**PROBLEM DESCRIPTION**: Set down the material below in full, matching it exactly.

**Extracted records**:
[Begin]
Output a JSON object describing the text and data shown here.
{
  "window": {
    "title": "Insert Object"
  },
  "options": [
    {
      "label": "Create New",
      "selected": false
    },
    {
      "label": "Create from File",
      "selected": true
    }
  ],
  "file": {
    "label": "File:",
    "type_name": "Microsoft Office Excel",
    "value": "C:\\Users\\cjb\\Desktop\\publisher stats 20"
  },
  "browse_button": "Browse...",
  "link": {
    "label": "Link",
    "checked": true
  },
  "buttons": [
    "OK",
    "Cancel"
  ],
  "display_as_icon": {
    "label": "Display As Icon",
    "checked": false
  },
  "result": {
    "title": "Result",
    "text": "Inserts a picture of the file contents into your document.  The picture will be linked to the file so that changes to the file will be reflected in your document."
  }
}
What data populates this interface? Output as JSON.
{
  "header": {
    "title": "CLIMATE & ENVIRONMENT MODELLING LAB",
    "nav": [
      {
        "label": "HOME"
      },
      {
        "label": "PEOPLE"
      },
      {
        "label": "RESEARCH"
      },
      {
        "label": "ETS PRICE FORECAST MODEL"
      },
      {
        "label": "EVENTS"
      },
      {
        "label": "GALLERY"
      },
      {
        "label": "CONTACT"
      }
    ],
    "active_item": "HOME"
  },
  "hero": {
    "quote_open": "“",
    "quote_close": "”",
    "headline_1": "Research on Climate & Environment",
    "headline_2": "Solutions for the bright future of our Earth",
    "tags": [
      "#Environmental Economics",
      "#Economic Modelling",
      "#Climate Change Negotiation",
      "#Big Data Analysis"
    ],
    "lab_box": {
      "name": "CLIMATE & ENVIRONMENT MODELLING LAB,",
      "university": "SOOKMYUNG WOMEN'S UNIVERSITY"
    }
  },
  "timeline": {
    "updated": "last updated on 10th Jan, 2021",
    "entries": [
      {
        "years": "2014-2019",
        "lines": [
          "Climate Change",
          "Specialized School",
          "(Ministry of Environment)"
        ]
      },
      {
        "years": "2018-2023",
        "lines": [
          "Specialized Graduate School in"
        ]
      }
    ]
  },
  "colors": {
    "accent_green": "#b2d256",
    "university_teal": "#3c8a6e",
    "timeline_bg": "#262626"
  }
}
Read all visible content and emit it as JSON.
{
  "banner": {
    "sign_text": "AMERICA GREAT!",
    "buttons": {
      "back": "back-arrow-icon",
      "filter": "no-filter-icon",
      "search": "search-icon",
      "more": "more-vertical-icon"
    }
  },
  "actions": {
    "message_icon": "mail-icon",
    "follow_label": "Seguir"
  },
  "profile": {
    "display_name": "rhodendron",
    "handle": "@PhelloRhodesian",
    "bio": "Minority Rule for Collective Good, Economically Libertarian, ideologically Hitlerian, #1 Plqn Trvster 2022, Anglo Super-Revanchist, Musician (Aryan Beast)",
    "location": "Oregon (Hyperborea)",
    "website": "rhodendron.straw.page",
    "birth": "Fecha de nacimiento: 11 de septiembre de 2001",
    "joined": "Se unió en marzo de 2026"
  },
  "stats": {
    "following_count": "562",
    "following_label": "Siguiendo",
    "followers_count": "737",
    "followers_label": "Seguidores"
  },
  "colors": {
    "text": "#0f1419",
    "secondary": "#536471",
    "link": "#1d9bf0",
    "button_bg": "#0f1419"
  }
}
[End]
**EXERCISE OUTPUT**:
Output a JSON object describing the text and data shown here.
{
  "window": {
    "title": "Insert Object"
  },
  "options": [
    {
      "label": "Create New",
      "selected": false
    },
    {
      "label": "Create from File",
      "selected": true
    }
  ],
  "file": {
    "label": "File:",
    "type_name": "Microsoft Office Excel",
    "value": "C:\\Users\\cjb\\Desktop\\publisher stats 20"
  },
  "browse_button": "Browse...",
  "link": {
    "label": "Link",
    "checked": true
  },
  "buttons": [
    "OK",
    "Cancel"
  ],
  "display_as_icon": {
    "label": "Display As Icon",
    "checked": false
  },
  "result": {
    "title": "Result",
    "text": "Inserts a picture of the file contents into your document.  The picture will be linked to the file so that changes to the file will be reflected in your document."
  }
}
What data populates this interface? Output as JSON.
{
  "header": {
    "title": "CLIMATE & ENVIRONMENT MODELLING LAB",
    "nav": [
      {
        "label": "HOME"
      },
      {
        "label": "PEOPLE"
      },
      {
        "label": "RESEARCH"
      },
      {
        "label": "ETS PRICE FORECAST MODEL"
      },
      {
        "label": "EVENTS"
      },
      {
        "label": "GALLERY"
      },
      {
        "label": "CONTACT"
      }
    ],
    "active_item": "HOME"
  },
  "hero": {
    "quote_open": "“",
    "quote_close": "”",
    "headline_1": "Research on Climate & Environment",
    "headline_2": "Solutions for the bright future of our Earth",
    "tags": [
      "#Environmental Economics",
      "#Economic Modelling",
      "#Climate Change Negotiation",
      "#Big Data Analysis"
    ],
    "lab_box": {
      "name": "CLIMATE & ENVIRONMENT MODELLING LAB,",
      "university": "SOOKMYUNG WOMEN'S UNIVERSITY"
    }
  },
  "timeline": {
    "updated": "last updated on 10th Jan, 2021",
    "entries": [
      {
        "years": "2014-2019",
        "lines": [
          "Climate Change",
          "Specialized School",
          "(Ministry of Environment)"
        ]
      },
      {
        "years": "2018-2023",
        "lines": [
          "Specialized Graduate School in"
        ]
      }
    ]
  },
  "colors": {
    "accent_green": "#b2d256",
    "university_teal": "#3c8a6e",
    "timeline_bg": "#262626"
  }
}
Read all visible content and emit it as JSON.
{
  "banner": {
    "sign_text": "AMERICA GREAT!",
    "buttons": {
      "back": "back-arrow-icon",
      "filter": "no-filter-icon",
      "search": "search-icon",
      "more": "more-vertical-icon"
    }
  },
  "actions": {
    "message_icon": "mail-icon",
    "follow_label": "Seguir"
  },
  "profile": {
    "display_name": "rhodendron",
    "handle": "@PhelloRhodesian",
    "bio": "Minority Rule for Collective Good, Economically Libertarian, ideologically Hitlerian, #1 Plqn Trvster 2022, Anglo Super-Revanchist, Musician (Aryan Beast)",
    "location": "Oregon (Hyperborea)",
    "website": "rhodendron.straw.page",
    "birth": "Fecha de nacimiento: 11 de septiembre de 2001",
    "joined": "Se unió en marzo de 2026"
  },
  "stats": {
    "following_count": "562",
    "following_label": "Siguiendo",
    "followers_count": "737",
    "followers_label": "Seguidores"
  },
  "colors": {
    "text": "#0f1419",
    "secondary": "#536471",
    "link": "#1d9bf0",
    "button_bg": "#0f1419"
  }
}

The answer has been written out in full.